Records supplied =>
(begin)
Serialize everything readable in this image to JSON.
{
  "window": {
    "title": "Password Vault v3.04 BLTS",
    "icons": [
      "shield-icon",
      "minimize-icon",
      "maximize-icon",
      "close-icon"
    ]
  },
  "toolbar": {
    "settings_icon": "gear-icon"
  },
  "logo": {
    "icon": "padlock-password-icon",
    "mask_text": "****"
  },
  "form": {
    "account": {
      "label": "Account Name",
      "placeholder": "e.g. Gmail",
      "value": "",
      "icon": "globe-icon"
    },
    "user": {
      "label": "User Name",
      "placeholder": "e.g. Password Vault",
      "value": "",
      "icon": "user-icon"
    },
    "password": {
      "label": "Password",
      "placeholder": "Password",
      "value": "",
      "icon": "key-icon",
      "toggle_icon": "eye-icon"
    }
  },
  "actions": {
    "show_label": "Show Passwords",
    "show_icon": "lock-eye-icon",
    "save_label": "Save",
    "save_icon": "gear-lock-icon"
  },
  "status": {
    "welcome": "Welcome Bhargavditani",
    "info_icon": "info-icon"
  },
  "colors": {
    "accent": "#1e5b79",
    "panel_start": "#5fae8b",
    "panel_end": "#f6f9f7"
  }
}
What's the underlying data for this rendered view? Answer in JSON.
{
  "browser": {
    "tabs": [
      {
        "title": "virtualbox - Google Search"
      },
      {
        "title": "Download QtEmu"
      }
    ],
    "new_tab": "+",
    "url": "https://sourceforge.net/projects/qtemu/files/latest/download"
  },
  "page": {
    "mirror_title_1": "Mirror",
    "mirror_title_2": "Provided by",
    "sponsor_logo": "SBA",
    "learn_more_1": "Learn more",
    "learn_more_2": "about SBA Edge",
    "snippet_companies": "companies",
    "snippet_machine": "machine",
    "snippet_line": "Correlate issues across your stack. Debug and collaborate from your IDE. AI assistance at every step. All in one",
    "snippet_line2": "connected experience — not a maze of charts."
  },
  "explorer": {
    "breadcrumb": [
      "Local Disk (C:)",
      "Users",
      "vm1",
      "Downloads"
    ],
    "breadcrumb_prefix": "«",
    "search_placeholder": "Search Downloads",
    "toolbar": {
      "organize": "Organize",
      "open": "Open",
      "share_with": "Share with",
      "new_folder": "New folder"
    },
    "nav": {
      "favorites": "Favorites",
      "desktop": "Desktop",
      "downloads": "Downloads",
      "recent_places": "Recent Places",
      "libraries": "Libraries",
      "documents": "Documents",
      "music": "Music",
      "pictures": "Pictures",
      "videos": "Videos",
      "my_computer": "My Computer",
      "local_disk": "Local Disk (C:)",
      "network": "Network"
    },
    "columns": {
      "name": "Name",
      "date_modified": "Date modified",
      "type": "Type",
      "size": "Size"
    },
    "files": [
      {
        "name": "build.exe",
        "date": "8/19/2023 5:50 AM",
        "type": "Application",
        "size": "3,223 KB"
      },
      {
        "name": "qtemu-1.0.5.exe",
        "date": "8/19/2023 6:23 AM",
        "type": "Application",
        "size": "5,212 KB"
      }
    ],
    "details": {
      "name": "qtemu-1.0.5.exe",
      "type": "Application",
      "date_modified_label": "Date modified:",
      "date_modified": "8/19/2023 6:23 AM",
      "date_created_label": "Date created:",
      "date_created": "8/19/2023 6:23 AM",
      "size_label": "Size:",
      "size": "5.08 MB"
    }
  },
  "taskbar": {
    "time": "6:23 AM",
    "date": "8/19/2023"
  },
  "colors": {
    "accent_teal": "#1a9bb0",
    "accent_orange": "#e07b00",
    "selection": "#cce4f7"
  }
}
(end)
Set exercise =>
Copy down every line of the material above that includes the string "this".

Answer to the exercise =>
Serialize everything readable in this image to JSON.
What's the underlying data for this rendered view? Answer in JSON.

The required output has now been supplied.